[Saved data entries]
— START —

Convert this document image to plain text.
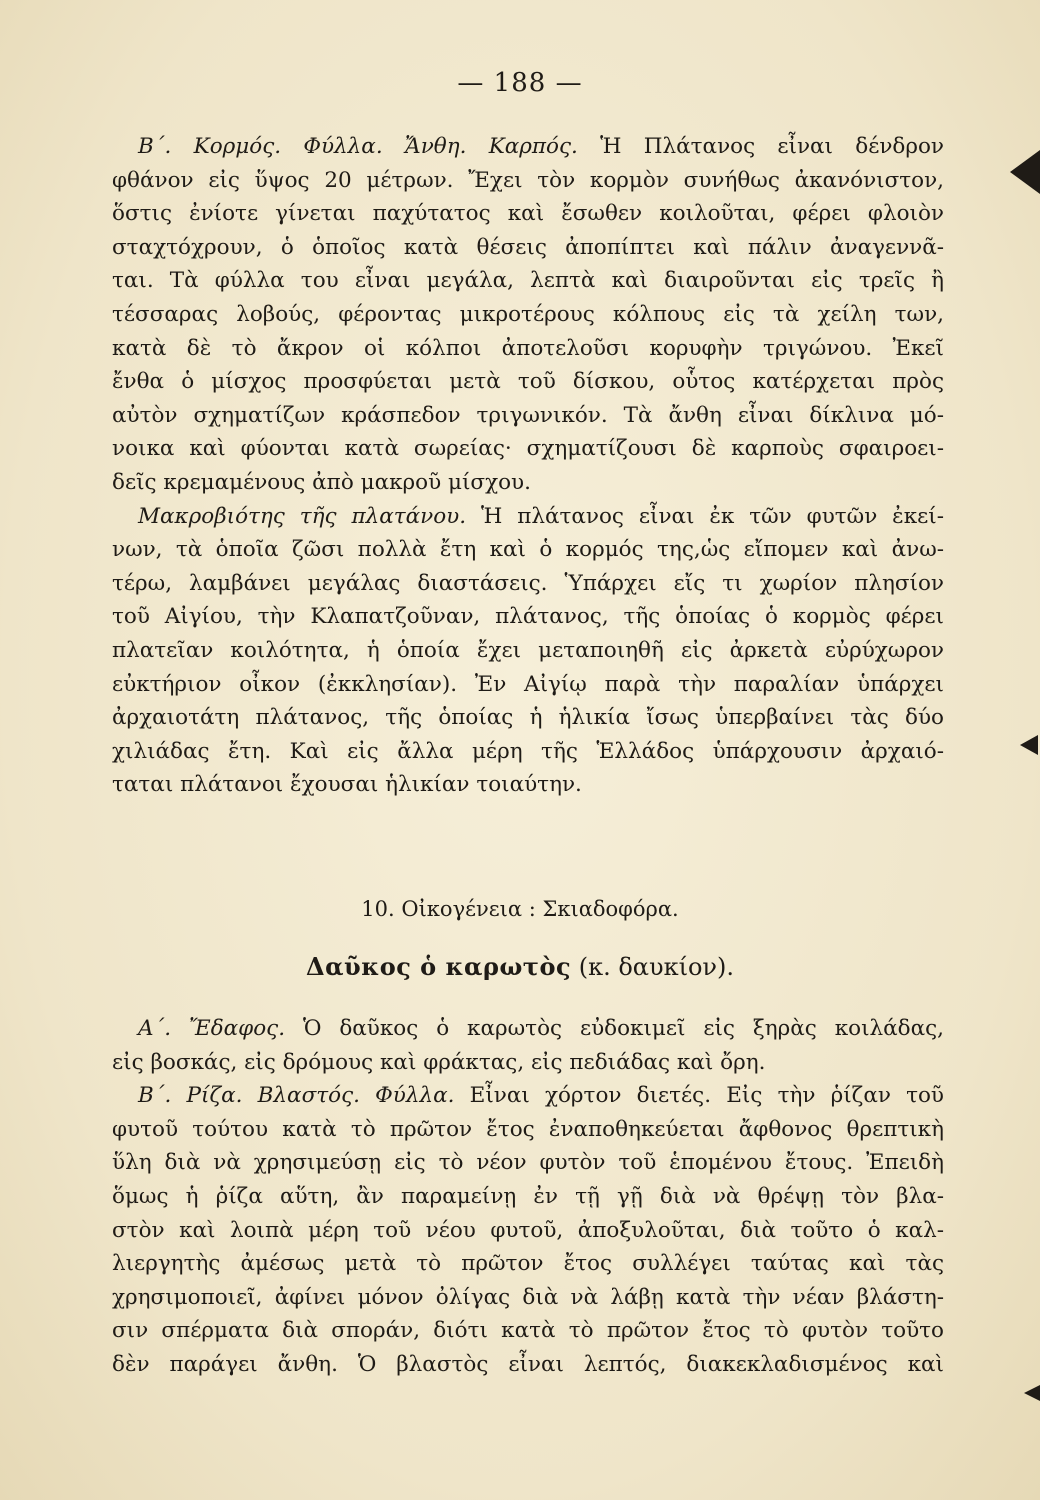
— 188 —
Β΄. Κορμός. Φύλλα. Ἄνθη. Καρπός. Ἡ Πλάτανος εἶναι δένδρον
φθάνον εἰς ὕψος 20 μέτρων. Ἔχει τὸν κορμὸν συνήθως ἀκανόνιστον,
ὅστις ἐνίοτε γίνεται παχύτατος καὶ ἔσωθεν κοιλοῦται, φέρει φλοιὸν
σταχτόχρουν, ὁ ὁποῖος κατὰ θέσεις ἀποπίπτει καὶ πάλιν ἀναγεννᾶ-
ται. Τὰ φύλλα του εἶναι μεγάλα, λεπτὰ καὶ διαιροῦνται εἰς τρεῖς ἢ
τέσσαρας λοβούς, φέροντας μικροτέρους κόλπους εἰς τὰ χείλη των,
κατὰ δὲ τὸ ἄκρον οἱ κόλποι ἀποτελοῦσι κορυφὴν τριγώνου. Ἐκεῖ
ἔνθα ὁ μίσχος προσφύεται μετὰ τοῦ δίσκου, οὗτος κατέρχεται πρὸς
αὐτὸν σχηματίζων κράσπεδον τριγωνικόν. Τὰ ἄνθη εἶναι δίκλινα μό-
νοικα καὶ φύονται κατὰ σωρείας· σχηματίζουσι δὲ καρποὺς σφαιροει-
δεῖς κρεμαμένους ἀπὸ μακροῦ μίσχου.
Μακροβιότης τῆς πλατάνου. Ἡ πλάτανος εἶναι ἐκ τῶν φυτῶν ἐκεί-
νων, τὰ ὁποῖα ζῶσι πολλὰ ἔτη καὶ ὁ κορμός της,ὡς εἴπομεν καὶ ἀνω-
τέρω, λαμβάνει μεγάλας διαστάσεις. Ὑπάρχει εἴς τι χωρίον πλησίον
τοῦ Αἰγίου, τὴν Κλαπατζοῦναν, πλάτανος, τῆς ὁποίας ὁ κορμὸς φέρει
πλατεῖαν κοιλότητα, ἡ ὁποία ἔχει μεταποιηθῆ εἰς ἀρκετὰ εὐρύχωρον
εὐκτήριον οἶκον (ἐκκλησίαν). Ἐν Αἰγίῳ παρὰ τὴν παραλίαν ὑπάρχει
ἀρχαιοτάτη πλάτανος, τῆς ὁποίας ἡ ἡλικία ἴσως ὑπερβαίνει τὰς δύο
χιλιάδας ἔτη. Καὶ εἰς ἄλλα μέρη τῆς Ἑλλάδος ὑπάρχουσιν ἀρχαιό-
ταται πλάτανοι ἔχουσαι ἡλικίαν τοιαύτην.
10. Οἰκογένεια : Σκιαδοφόρα.
Δαῦκος ὁ καρωτὸς (κ. δαυκίον).
Α΄. Ἔδαφος. Ὁ δαῦκος ὁ καρωτὸς εὐδοκιμεῖ εἰς ξηρὰς κοιλάδας,
εἰς βοσκάς, εἰς δρόμους καὶ φράκτας, εἰς πεδιάδας καὶ ὄρη.
Β΄. Ρίζα. Βλαστός. Φύλλα. Εἶναι χόρτον διετές. Εἰς τὴν ῥίζαν τοῦ
φυτοῦ τούτου κατὰ τὸ πρῶτον ἔτος ἐναποθηκεύεται ἄφθονος θρεπτικὴ
ὕλη διὰ νὰ χρησιμεύσῃ εἰς τὸ νέον φυτὸν τοῦ ἑπομένου ἔτους. Ἐπειδὴ
ὅμως ἡ ῥίζα αὕτη, ἂν παραμείνῃ ἐν τῇ γῇ διὰ νὰ θρέψῃ τὸν βλα-
στὸν καὶ λοιπὰ μέρη τοῦ νέου φυτοῦ, ἀποξυλοῦται, διὰ τοῦτο ὁ καλ-
λιεργητὴς ἀμέσως μετὰ τὸ πρῶτον ἔτος συλλέγει ταύτας καὶ τὰς
χρησιμοποιεῖ, ἀφίνει μόνον ὀλίγας διὰ νὰ λάβῃ κατὰ τὴν νέαν βλάστη-
σιν σπέρματα διὰ σποράν, διότι κατὰ τὸ πρῶτον ἔτος τὸ φυτὸν τοῦτο
δὲν παράγει ἄνθη. Ὁ βλαστὸς εἶναι λεπτός, διακεκλαδισμένος καὶ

— END —

__INSTRUCTION__
Go through the listing above and write it all out exactly, leaving out any picture.

__FINISHED ANSWER__
Convert this document image to plain text.
— 188 —
Β΄. Κορμός. Φύλλα. Ἄνθη. Καρπός. Ἡ Πλάτανος εἶναι δένδρον
φθάνον εἰς ὕψος 20 μέτρων. Ἔχει τὸν κορμὸν συνήθως ἀκανόνιστον,
ὅστις ἐνίοτε γίνεται παχύτατος καὶ ἔσωθεν κοιλοῦται, φέρει φλοιὸν
σταχτόχρουν, ὁ ὁποῖος κατὰ θέσεις ἀποπίπτει καὶ πάλιν ἀναγεννᾶ-
ται. Τὰ φύλλα του εἶναι μεγάλα, λεπτὰ καὶ διαιροῦνται εἰς τρεῖς ἢ
τέσσαρας λοβούς, φέροντας μικροτέρους κόλπους εἰς τὰ χείλη των,
κατὰ δὲ τὸ ἄκρον οἱ κόλποι ἀποτελοῦσι κορυφὴν τριγώνου. Ἐκεῖ
ἔνθα ὁ μίσχος προσφύεται μετὰ τοῦ δίσκου, οὗτος κατέρχεται πρὸς
αὐτὸν σχηματίζων κράσπεδον τριγωνικόν. Τὰ ἄνθη εἶναι δίκλινα μό-
νοικα καὶ φύονται κατὰ σωρείας· σχηματίζουσι δὲ καρποὺς σφαιροει-
δεῖς κρεμαμένους ἀπὸ μακροῦ μίσχου.
Μακροβιότης τῆς πλατάνου. Ἡ πλάτανος εἶναι ἐκ τῶν φυτῶν ἐκεί-
νων, τὰ ὁποῖα ζῶσι πολλὰ ἔτη καὶ ὁ κορμός της,ὡς εἴπομεν καὶ ἀνω-
τέρω, λαμβάνει μεγάλας διαστάσεις. Ὑπάρχει εἴς τι χωρίον πλησίον
τοῦ Αἰγίου, τὴν Κλαπατζοῦναν, πλάτανος, τῆς ὁποίας ὁ κορμὸς φέρει
πλατεῖαν κοιλότητα, ἡ ὁποία ἔχει μεταποιηθῆ εἰς ἀρκετὰ εὐρύχωρον
εὐκτήριον οἶκον (ἐκκλησίαν). Ἐν Αἰγίῳ παρὰ τὴν παραλίαν ὑπάρχει
ἀρχαιοτάτη πλάτανος, τῆς ὁποίας ἡ ἡλικία ἴσως ὑπερβαίνει τὰς δύο
χιλιάδας ἔτη. Καὶ εἰς ἄλλα μέρη τῆς Ἑλλάδος ὑπάρχουσιν ἀρχαιό-
ταται πλάτανοι ἔχουσαι ἡλικίαν τοιαύτην.
10. Οἰκογένεια : Σκιαδοφόρα.
Δαῦκος ὁ καρωτὸς (κ. δαυκίον).
Α΄. Ἔδαφος. Ὁ δαῦκος ὁ καρωτὸς εὐδοκιμεῖ εἰς ξηρὰς κοιλάδας,
εἰς βοσκάς, εἰς δρόμους καὶ φράκτας, εἰς πεδιάδας καὶ ὄρη.
Β΄. Ρίζα. Βλαστός. Φύλλα. Εἶναι χόρτον διετές. Εἰς τὴν ῥίζαν τοῦ
φυτοῦ τούτου κατὰ τὸ πρῶτον ἔτος ἐναποθηκεύεται ἄφθονος θρεπτικὴ
ὕλη διὰ νὰ χρησιμεύσῃ εἰς τὸ νέον φυτὸν τοῦ ἑπομένου ἔτους. Ἐπειδὴ
ὅμως ἡ ῥίζα αὕτη, ἂν παραμείνῃ ἐν τῇ γῇ διὰ νὰ θρέψῃ τὸν βλα-
στὸν καὶ λοιπὰ μέρη τοῦ νέου φυτοῦ, ἀποξυλοῦται, διὰ τοῦτο ὁ καλ-
λιεργητὴς ἀμέσως μετὰ τὸ πρῶτον ἔτος συλλέγει ταύτας καὶ τὰς
χρησιμοποιεῖ, ἀφίνει μόνον ὀλίγας διὰ νὰ λάβῃ κατὰ τὴν νέαν βλάστη-
σιν σπέρματα διὰ σποράν, διότι κατὰ τὸ πρῶτον ἔτος τὸ φυτὸν τοῦτο
δὲν παράγει ἄνθη. Ὁ βλαστὸς εἶναι λεπτός, διακεκλαδισμένος καὶ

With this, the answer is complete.